● **PROBLEM DESCRIPTION**
Pictures don't belong in the copy. Set down the lines from the one containing "Read all visible" through the last line, exactly as they are.

● **DATA ROWS**
---
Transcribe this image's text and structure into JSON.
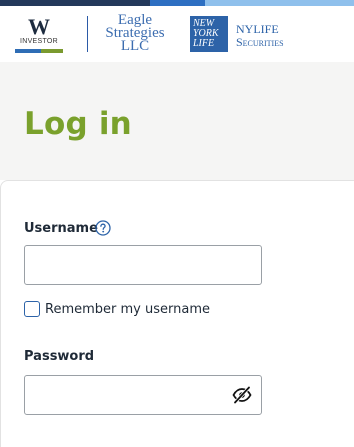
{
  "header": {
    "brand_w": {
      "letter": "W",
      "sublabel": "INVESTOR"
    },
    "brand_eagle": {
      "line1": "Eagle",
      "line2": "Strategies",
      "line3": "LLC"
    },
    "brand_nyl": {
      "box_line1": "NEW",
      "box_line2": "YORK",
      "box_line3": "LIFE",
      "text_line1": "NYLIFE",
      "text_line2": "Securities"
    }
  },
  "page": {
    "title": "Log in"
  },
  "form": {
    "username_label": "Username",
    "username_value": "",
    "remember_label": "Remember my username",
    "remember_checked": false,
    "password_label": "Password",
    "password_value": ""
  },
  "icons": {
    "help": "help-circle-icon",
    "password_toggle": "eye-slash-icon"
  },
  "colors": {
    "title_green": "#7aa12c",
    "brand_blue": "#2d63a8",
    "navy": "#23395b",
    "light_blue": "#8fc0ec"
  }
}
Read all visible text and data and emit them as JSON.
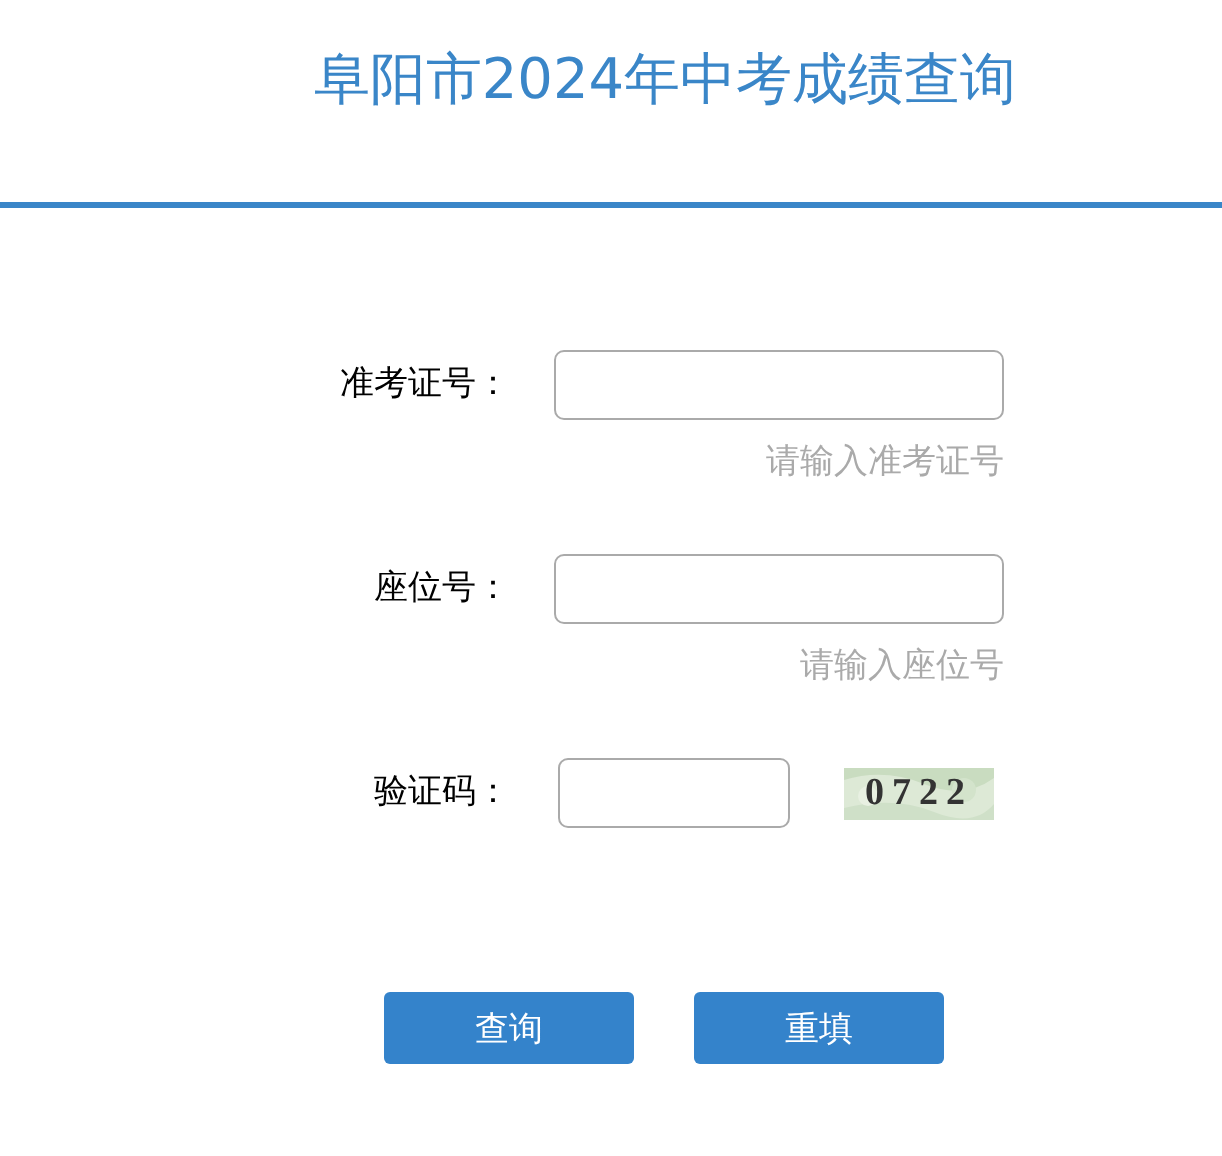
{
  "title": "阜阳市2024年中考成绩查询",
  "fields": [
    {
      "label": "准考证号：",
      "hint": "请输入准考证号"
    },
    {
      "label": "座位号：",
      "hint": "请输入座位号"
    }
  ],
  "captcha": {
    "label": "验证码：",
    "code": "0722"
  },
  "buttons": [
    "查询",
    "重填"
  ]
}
---
● **OUTPUT BELOW**
Read all visible text and data and emit them as JSON.
{
  "title": "阜阳市2024年中考成绩查询",
  "fields": [
    {
      "label": "准考证号：",
      "hint": "请输入准考证号"
    },
    {
      "label": "座位号：",
      "hint": "请输入座位号"
    }
  ],
  "captcha": {
    "label": "验证码：",
    "code": "0722"
  },
  "buttons": [
    "查询",
    "重填"
  ]
}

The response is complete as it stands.